▸ Set problem 1: Translate this sentence from the sermon into Spanish: "Everybody needs, from time to time, a fresh start."
▸ Set problem 2:
Answer these questions from the sermon:
(a) At which church and on what date was it given?
(b) What did the speaker's wife first ask to have built, and in what room?
(c) What was the wall in front of the speaker made of?
▸ Set problem 3: From the sermon, return everything from "Wrong! Wrong! What" down to "to the ceiling?".

Summary: Fresh starts as persons or churches do not come just out of guilt, nor out of blame, but out of a radical rebirth

Bethesda First Baptist Church, Bethesda, MD, Sept. 5, 2004

Everybody needs, from time to time, a fresh start. No matter who you are, no matter where you have been, no matter what you have done, sometimes you just need a fresh start. Trying to fix things the way they are doesn’t work; there are times when you must start all over from the beginning.

Several years ago my wife asked me to build some cabinets in our basement. The job looked like a piece of cake. There was a nice open space at one end of the room, and all I had to do was build some kind of frame, put a counter top on it, make some shelves over here on the left side and some more over here on the right side, and then put cabinet doors on the front. Easy, right? No problem, done in a flash, right?

Wrong! Wrong! What I haven’t told you is that first, I had to deal with a window in that wall. The window was up high, too small, she said, and so, while you are building these cabinets, could you also enlarge the window? And, oh yes, when you get the window enlarged, how about bookshelves on either side, from the counter to the ceiling?

Now have you got the picture? I am standing in front of a blank wall of concrete blocks, with one little narrow window up here, and nothing else. Open up that window, build the cabinets down here, build the shelves over here, over there.

▸ Data:
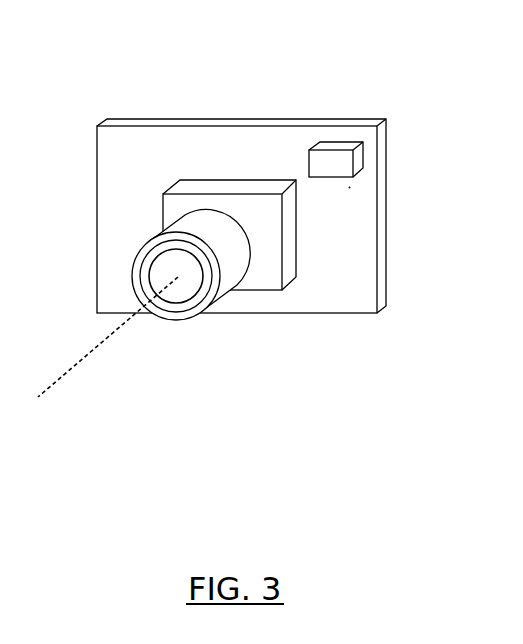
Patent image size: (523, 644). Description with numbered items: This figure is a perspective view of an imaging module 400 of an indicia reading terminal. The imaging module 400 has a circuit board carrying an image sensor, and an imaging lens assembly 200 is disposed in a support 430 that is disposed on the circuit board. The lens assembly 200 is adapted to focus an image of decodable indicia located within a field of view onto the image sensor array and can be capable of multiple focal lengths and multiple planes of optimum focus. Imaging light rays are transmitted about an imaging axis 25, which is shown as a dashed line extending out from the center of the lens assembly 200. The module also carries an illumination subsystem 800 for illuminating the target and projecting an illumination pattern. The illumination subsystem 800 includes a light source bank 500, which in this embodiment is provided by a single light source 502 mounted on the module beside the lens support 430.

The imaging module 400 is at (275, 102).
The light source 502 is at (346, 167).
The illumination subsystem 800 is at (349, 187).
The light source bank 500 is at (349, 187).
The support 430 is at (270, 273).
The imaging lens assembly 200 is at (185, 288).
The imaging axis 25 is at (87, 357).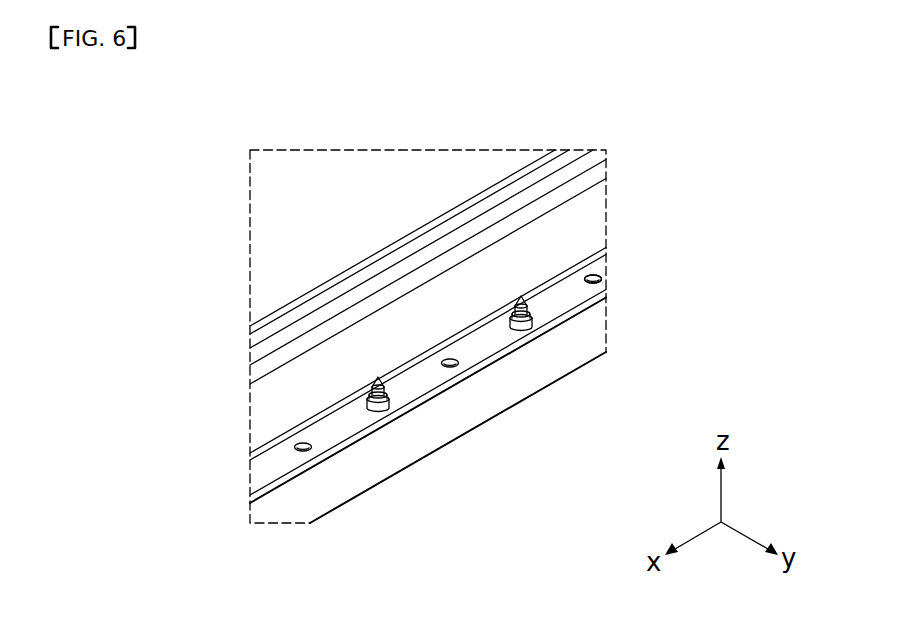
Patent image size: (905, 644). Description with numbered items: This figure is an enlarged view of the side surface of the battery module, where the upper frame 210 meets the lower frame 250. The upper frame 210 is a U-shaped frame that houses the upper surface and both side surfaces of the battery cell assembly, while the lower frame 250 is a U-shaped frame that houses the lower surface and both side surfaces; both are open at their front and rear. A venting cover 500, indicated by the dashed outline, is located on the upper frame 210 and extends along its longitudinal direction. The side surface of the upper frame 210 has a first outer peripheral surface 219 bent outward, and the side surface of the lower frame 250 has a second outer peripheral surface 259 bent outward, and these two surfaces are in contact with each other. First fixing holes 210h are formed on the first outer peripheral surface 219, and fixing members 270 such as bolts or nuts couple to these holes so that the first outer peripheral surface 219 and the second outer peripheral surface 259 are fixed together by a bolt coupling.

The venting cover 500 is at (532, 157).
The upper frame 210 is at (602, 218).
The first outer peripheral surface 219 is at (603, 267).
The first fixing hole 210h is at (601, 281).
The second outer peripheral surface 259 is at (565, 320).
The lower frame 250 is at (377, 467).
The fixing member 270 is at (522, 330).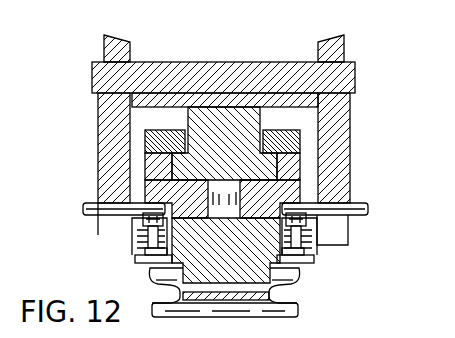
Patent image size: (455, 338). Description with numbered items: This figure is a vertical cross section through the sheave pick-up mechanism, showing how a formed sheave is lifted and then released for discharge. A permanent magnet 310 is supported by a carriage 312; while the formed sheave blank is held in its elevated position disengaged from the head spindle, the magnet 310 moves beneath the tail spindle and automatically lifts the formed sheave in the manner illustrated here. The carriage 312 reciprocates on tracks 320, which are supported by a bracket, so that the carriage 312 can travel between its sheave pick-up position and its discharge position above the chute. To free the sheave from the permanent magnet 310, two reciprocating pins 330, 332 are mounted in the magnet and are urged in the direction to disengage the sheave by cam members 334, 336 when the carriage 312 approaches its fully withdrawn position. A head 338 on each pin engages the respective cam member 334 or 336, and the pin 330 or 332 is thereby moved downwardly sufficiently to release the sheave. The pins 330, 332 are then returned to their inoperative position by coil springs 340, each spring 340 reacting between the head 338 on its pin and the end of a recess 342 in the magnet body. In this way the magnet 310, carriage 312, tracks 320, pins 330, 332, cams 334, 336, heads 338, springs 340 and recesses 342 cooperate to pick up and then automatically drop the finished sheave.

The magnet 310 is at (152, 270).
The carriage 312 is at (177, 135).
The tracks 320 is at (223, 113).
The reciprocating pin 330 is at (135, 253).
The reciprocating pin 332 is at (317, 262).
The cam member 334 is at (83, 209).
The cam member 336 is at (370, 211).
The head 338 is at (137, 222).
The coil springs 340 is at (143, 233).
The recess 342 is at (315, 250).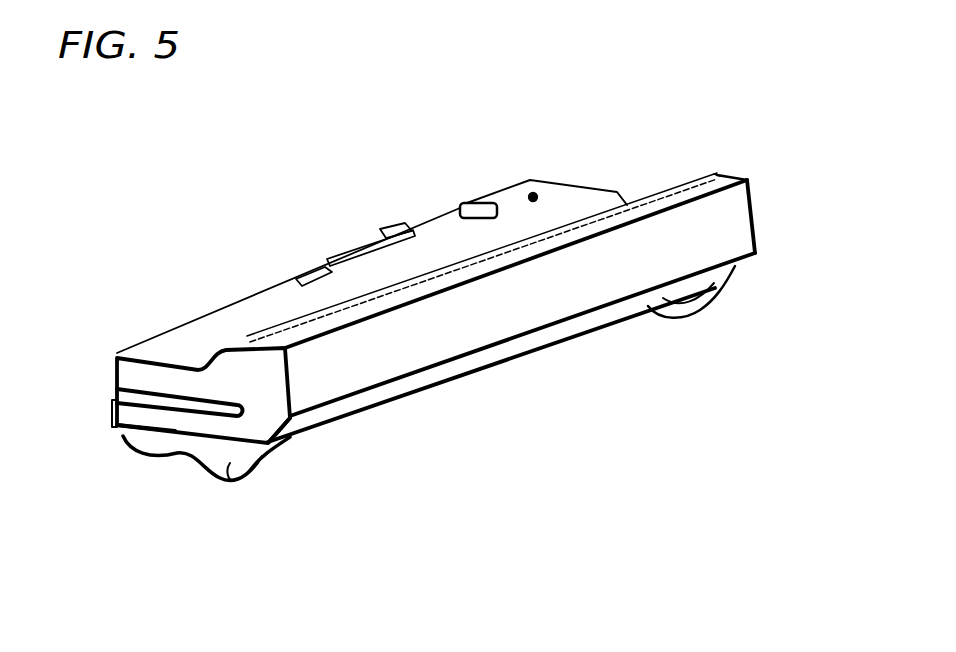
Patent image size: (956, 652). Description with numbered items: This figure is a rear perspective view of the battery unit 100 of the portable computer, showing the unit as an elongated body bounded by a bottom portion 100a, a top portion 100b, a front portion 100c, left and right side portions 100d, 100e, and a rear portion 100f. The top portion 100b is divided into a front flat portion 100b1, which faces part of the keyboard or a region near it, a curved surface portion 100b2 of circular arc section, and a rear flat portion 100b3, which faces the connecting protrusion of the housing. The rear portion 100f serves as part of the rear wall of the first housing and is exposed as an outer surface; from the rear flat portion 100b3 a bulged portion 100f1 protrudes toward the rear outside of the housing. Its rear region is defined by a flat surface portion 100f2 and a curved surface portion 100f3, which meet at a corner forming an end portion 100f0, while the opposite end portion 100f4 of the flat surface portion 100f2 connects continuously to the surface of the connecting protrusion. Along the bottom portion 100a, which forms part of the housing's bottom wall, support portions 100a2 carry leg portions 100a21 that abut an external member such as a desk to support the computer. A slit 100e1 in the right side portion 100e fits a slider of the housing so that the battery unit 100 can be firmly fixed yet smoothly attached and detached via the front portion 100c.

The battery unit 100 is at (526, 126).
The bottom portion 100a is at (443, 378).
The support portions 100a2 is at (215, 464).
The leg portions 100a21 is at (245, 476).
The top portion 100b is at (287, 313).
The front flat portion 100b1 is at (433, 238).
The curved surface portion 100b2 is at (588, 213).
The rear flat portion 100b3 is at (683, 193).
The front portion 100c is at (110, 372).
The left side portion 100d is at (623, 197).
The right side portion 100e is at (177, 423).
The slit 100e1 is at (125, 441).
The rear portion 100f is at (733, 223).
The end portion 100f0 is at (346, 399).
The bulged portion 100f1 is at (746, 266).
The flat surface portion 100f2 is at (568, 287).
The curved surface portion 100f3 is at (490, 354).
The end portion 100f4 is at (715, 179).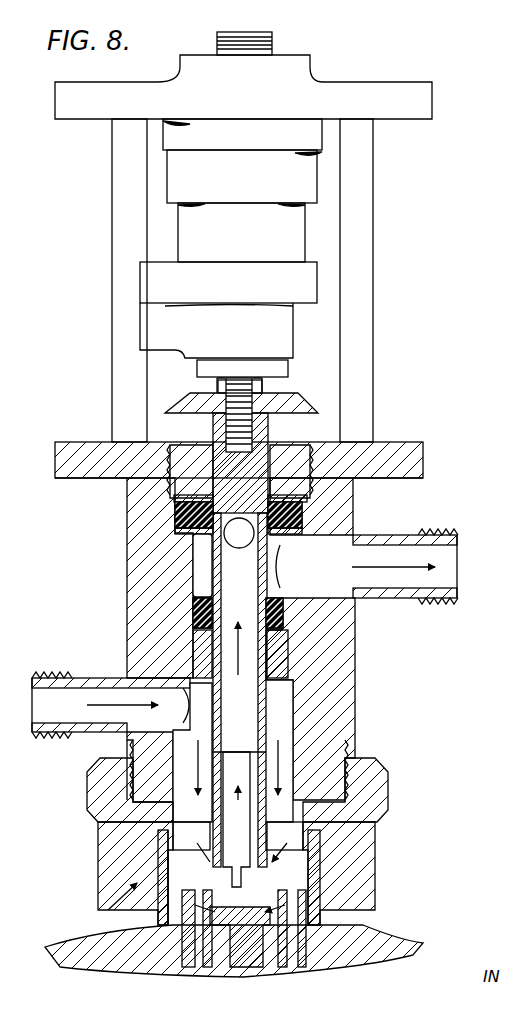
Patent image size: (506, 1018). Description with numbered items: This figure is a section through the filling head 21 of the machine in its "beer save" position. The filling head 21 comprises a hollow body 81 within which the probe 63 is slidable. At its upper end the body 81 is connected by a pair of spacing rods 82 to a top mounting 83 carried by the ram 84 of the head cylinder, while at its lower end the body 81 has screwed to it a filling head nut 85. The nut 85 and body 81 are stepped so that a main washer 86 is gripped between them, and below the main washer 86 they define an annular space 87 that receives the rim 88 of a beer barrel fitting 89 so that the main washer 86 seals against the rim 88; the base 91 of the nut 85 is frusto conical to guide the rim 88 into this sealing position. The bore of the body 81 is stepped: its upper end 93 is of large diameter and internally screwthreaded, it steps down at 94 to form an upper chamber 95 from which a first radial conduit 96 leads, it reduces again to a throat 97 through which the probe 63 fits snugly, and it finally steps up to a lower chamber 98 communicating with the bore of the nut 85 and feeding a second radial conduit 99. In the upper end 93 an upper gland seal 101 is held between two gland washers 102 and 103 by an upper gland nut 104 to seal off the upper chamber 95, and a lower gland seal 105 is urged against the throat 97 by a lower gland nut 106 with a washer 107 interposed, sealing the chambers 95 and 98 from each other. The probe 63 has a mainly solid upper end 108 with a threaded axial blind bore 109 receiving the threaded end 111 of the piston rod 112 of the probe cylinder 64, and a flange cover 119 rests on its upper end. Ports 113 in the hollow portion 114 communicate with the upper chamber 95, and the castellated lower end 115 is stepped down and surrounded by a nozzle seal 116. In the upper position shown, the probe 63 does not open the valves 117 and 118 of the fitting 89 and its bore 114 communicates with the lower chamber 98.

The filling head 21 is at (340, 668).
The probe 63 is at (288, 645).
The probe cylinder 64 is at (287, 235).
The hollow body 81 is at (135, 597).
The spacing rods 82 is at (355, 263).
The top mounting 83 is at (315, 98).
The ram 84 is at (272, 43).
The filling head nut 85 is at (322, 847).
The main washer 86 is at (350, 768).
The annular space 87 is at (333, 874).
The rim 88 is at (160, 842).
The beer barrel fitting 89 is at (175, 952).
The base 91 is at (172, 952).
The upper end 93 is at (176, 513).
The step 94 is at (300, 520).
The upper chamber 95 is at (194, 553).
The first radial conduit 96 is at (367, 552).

▸ Worked solution 1: Todo el mundo necesita, de vez en cuando, un nuevo comienzo.

▸ Worked solution 2:
(a) Bethesda First Baptist Church, Bethesda, MD, on Sept. 5, 2004.
(b) Cabinets, in the basement.
(c) Concrete blocks.

▸ Worked solution 3:
Wrong! Wrong! What I haven’t told you is that first, I had to deal with a window in that wall. The window was up high, too small, she said, and so, while you are building these cabinets, could you also enlarge the window? And, oh yes, when you get the window enlarged, how about bookshelves on either side, from the counter to the ceiling?